┏━━
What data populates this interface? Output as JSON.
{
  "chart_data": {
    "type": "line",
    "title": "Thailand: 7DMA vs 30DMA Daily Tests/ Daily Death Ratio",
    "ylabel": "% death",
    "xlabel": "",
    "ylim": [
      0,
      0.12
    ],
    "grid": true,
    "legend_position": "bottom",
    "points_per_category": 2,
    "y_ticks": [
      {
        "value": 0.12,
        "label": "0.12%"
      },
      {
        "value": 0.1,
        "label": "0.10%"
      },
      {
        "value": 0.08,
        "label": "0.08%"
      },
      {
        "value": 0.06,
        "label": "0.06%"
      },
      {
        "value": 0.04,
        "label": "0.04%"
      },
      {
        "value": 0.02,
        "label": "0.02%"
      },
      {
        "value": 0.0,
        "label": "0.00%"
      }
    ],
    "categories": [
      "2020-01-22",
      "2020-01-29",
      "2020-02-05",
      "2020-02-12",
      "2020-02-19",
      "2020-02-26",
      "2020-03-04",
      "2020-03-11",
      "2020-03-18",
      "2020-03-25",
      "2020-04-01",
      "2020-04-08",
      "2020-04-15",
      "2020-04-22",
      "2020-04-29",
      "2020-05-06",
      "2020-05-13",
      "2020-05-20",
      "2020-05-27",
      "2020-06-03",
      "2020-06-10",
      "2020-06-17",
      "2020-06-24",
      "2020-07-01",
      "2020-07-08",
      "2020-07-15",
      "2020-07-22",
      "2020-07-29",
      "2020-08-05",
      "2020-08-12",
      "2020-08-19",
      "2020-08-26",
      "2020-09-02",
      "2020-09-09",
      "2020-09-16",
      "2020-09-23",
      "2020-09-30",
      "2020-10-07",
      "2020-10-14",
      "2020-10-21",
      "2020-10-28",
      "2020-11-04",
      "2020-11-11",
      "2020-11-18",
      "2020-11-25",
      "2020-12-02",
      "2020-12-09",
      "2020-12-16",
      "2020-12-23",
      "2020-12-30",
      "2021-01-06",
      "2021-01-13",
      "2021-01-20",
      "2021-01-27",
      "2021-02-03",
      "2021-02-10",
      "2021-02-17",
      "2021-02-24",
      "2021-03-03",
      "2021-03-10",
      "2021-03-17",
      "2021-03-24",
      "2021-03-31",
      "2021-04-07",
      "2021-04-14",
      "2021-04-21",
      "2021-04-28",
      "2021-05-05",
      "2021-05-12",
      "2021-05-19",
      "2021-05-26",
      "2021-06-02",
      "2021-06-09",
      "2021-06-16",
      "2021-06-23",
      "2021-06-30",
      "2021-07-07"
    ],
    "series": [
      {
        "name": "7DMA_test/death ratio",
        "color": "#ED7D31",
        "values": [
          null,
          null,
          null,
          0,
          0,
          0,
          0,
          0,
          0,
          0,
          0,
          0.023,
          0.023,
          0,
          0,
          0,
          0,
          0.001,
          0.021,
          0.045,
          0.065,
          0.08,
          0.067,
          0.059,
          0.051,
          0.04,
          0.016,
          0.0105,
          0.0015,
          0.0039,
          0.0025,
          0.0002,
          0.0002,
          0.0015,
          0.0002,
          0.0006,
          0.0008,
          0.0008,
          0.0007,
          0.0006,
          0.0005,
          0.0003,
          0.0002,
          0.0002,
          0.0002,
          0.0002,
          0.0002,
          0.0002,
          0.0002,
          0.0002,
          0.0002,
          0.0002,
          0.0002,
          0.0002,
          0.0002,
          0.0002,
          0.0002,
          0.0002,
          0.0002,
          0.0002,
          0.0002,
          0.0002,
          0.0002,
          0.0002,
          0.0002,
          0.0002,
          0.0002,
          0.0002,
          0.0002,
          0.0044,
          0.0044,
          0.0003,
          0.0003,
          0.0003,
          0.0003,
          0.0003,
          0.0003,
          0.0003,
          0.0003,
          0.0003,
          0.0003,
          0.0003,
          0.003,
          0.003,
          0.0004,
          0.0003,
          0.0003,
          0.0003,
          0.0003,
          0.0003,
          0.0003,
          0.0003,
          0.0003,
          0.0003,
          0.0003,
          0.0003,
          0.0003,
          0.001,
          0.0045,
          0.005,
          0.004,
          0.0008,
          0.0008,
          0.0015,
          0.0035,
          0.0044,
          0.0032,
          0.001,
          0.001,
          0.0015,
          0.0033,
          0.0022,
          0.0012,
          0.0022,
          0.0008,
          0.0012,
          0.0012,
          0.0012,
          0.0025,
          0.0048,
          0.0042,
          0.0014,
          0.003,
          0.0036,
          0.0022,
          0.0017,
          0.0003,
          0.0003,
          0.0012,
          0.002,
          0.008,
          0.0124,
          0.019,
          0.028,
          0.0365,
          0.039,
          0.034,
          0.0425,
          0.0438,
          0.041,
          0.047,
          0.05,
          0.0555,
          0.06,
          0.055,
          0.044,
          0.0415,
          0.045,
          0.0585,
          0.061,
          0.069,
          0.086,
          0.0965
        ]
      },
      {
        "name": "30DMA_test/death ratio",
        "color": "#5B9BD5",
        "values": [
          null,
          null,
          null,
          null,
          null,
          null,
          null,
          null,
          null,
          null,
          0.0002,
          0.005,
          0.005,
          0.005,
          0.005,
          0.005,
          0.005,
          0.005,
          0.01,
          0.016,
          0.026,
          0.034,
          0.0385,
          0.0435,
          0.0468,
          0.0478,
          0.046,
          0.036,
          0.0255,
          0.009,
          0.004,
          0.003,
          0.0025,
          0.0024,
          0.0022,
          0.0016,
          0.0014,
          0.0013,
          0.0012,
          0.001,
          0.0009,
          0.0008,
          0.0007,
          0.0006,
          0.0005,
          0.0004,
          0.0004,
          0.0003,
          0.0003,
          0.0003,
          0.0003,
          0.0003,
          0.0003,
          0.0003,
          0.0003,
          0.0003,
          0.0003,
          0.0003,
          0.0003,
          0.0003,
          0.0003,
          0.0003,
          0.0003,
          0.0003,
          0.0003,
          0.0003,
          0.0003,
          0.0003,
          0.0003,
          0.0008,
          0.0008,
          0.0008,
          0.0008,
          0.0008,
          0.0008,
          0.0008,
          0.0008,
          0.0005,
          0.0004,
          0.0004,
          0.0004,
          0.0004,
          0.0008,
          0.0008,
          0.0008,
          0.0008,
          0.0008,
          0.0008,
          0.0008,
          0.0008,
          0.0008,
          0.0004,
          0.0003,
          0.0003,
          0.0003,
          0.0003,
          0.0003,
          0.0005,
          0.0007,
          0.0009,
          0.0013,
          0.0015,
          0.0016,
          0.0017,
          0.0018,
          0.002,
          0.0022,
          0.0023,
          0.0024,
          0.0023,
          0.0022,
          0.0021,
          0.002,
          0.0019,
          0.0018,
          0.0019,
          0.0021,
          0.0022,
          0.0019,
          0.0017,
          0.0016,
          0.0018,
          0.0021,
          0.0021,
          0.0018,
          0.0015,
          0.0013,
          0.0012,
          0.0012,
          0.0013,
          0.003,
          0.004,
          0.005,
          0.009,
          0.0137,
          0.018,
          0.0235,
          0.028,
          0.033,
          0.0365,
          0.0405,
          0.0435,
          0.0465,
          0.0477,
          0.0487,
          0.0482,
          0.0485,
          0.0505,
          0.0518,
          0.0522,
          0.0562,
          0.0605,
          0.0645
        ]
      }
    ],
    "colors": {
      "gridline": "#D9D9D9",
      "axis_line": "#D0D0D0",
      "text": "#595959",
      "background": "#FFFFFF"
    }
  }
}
┗━━
- **SET TASK**:
Reproduce the full listing above, character for character.

- **TASK RESULT**:
What data populates this interface? Output as JSON.
{
  "chart_data": {
    "type": "line",
    "title": "Thailand: 7DMA vs 30DMA Daily Tests/ Daily Death Ratio",
    "ylabel": "% death",
    "xlabel": "",
    "ylim": [
      0,
      0.12
    ],
    "grid": true,
    "legend_position": "bottom",
    "points_per_category": 2,
    "y_ticks": [
      {
        "value": 0.12,
        "label": "0.12%"
      },
      {
        "value": 0.1,
        "label": "0.10%"
      },
      {
        "value": 0.08,
        "label": "0.08%"
      },
      {
        "value": 0.06,
        "label": "0.06%"
      },
      {
        "value": 0.04,
        "label": "0.04%"
      },
      {
        "value": 0.02,
        "label": "0.02%"
      },
      {
        "value": 0.0,
        "label": "0.00%"
      }
    ],
    "categories": [
      "2020-01-22",
      "2020-01-29",
      "2020-02-05",
      "2020-02-12",
      "2020-02-19",
      "2020-02-26",
      "2020-03-04",
      "2020-03-11",
      "2020-03-18",
      "2020-03-25",
      "2020-04-01",
      "2020-04-08",
      "2020-04-15",
      "2020-04-22",
      "2020-04-29",
      "2020-05-06",
      "2020-05-13",
      "2020-05-20",
      "2020-05-27",
      "2020-06-03",
      "2020-06-10",
      "2020-06-17",
      "2020-06-24",
      "2020-07-01",
      "2020-07-08",
      "2020-07-15",
      "2020-07-22",
      "2020-07-29",
      "2020-08-05",
      "2020-08-12",
      "2020-08-19",
      "2020-08-26",
      "2020-09-02",
      "2020-09-09",
      "2020-09-16",
      "2020-09-23",
      "2020-09-30",
      "2020-10-07",
      "2020-10-14",
      "2020-10-21",
      "2020-10-28",
      "2020-11-04",
      "2020-11-11",
      "2020-11-18",
      "2020-11-25",
      "2020-12-02",
      "2020-12-09",
      "2020-12-16",
      "2020-12-23",
      "2020-12-30",
      "2021-01-06",
      "2021-01-13",
      "2021-01-20",
      "2021-01-27",
      "2021-02-03",
      "2021-02-10",
      "2021-02-17",
      "2021-02-24",
      "2021-03-03",
      "2021-03-10",
      "2021-03-17",
      "2021-03-24",
      "2021-03-31",
      "2021-04-07",
      "2021-04-14",
      "2021-04-21",
      "2021-04-28",
      "2021-05-05",
      "2021-05-12",
      "2021-05-19",
      "2021-05-26",
      "2021-06-02",
      "2021-06-09",
      "2021-06-16",
      "2021-06-23",
      "2021-06-30",
      "2021-07-07"
    ],
    "series": [
      {
        "name": "7DMA_test/death ratio",
        "color": "#ED7D31",
        "values": [
          null,
          null,
          null,
          0,
          0,
          0,
          0,
          0,
          0,
          0,
          0,
          0.023,
          0.023,
          0,
          0,
          0,
          0,
          0.001,
          0.021,
          0.045,
          0.065,
          0.08,
          0.067,
          0.059,
          0.051,
          0.04,
          0.016,
          0.0105,
          0.0015,
          0.0039,
          0.0025,
          0.0002,
          0.0002,
          0.0015,
          0.0002,
          0.0006,
          0.0008,
          0.0008,
          0.0007,
          0.0006,
          0.0005,
          0.0003,
          0.0002,
          0.0002,
          0.0002,
          0.0002,
          0.0002,
          0.0002,
          0.0002,
          0.0002,
          0.0002,
          0.0002,
          0.0002,
          0.0002,
          0.0002,
          0.0002,
          0.0002,
          0.0002,
          0.0002,
          0.0002,
          0.0002,
          0.0002,
          0.0002,
          0.0002,
          0.0002,
          0.0002,
          0.0002,
          0.0002,
          0.0002,
          0.0044,
          0.0044,
          0.0003,
          0.0003,
          0.0003,
          0.0003,
          0.0003,
          0.0003,
          0.0003,
          0.0003,
          0.0003,
          0.0003,
          0.0003,
          0.003,
          0.003,
          0.0004,
          0.0003,
          0.0003,
          0.0003,
          0.0003,
          0.0003,
          0.0003,
          0.0003,
          0.0003,
          0.0003,
          0.0003,
          0.0003,
          0.0003,
          0.001,
          0.0045,
          0.005,
          0.004,
          0.0008,
          0.0008,
          0.0015,
          0.0035,
          0.0044,
          0.0032,
          0.001,
          0.001,
          0.0015,
          0.0033,
          0.0022,
          0.0012,
          0.0022,
          0.0008,
          0.0012,
          0.0012,
          0.0012,
          0.0025,
          0.0048,
          0.0042,
          0.0014,
          0.003,
          0.0036,
          0.0022,
          0.0017,
          0.0003,
          0.0003,
          0.0012,
          0.002,
          0.008,
          0.0124,
          0.019,
          0.028,
          0.0365,
          0.039,
          0.034,
          0.0425,
          0.0438,
          0.041,
          0.047,
          0.05,
          0.0555,
          0.06,
          0.055,
          0.044,
          0.0415,
          0.045,
          0.0585,
          0.061,
          0.069,
          0.086,
          0.0965
        ]
      },
      {
        "name": "30DMA_test/death ratio",
        "color": "#5B9BD5",
        "values": [
          null,
          null,
          null,
          null,
          null,
          null,
          null,
          null,
          null,
          null,
          0.0002,
          0.005,
          0.005,
          0.005,
          0.005,
          0.005,
          0.005,
          0.005,
          0.01,
          0.016,
          0.026,
          0.034,
          0.0385,
          0.0435,
          0.0468,
          0.0478,
          0.046,
          0.036,
          0.0255,
          0.009,
          0.004,
          0.003,
          0.0025,
          0.0024,
          0.0022,
          0.0016,
          0.0014,
          0.0013,
          0.0012,
          0.001,
          0.0009,
          0.0008,
          0.0007,
          0.0006,
          0.0005,
          0.0004,
          0.0004,
          0.0003,
          0.0003,
          0.0003,
          0.0003,
          0.0003,
          0.0003,
          0.0003,
          0.0003,
          0.0003,
          0.0003,
          0.0003,
          0.0003,
          0.0003,
          0.0003,
          0.0003,
          0.0003,
          0.0003,
          0.0003,
          0.0003,
          0.0003,
          0.0003,
          0.0003,
          0.0008,
          0.0008,
          0.0008,
          0.0008,
          0.0008,
          0.0008,
          0.0008,
          0.0008,
          0.0005,
          0.0004,
          0.0004,
          0.0004,
          0.0004,
          0.0008,
          0.0008,
          0.0008,
          0.0008,
          0.0008,
          0.0008,
          0.0008,
          0.0008,
          0.0008,
          0.0004,
          0.0003,
          0.0003,
          0.0003,
          0.0003,
          0.0003,
          0.0005,
          0.0007,
          0.0009,
          0.0013,
          0.0015,
          0.0016,
          0.0017,
          0.0018,
          0.002,
          0.0022,
          0.0023,
          0.0024,
          0.0023,
          0.0022,
          0.0021,
          0.002,
          0.0019,
          0.0018,
          0.0019,
          0.0021,
          0.0022,
          0.0019,
          0.0017,
          0.0016,
          0.0018,
          0.0021,
          0.0021,
          0.0018,
          0.0015,
          0.0013,
          0.0012,
          0.0012,
          0.0013,
          0.003,
          0.004,
          0.005,
          0.009,
          0.0137,
          0.018,
          0.0235,
          0.028,
          0.033,
          0.0365,
          0.0405,
          0.0435,
          0.0465,
          0.0477,
          0.0487,
          0.0482,
          0.0485,
          0.0505,
          0.0518,
          0.0522,
          0.0562,
          0.0605,
          0.0645
        ]
      }
    ],
    "colors": {
      "gridline": "#D9D9D9",
      "axis_line": "#D0D0D0",
      "text": "#595959",
      "background": "#FFFFFF"
    }
  }
}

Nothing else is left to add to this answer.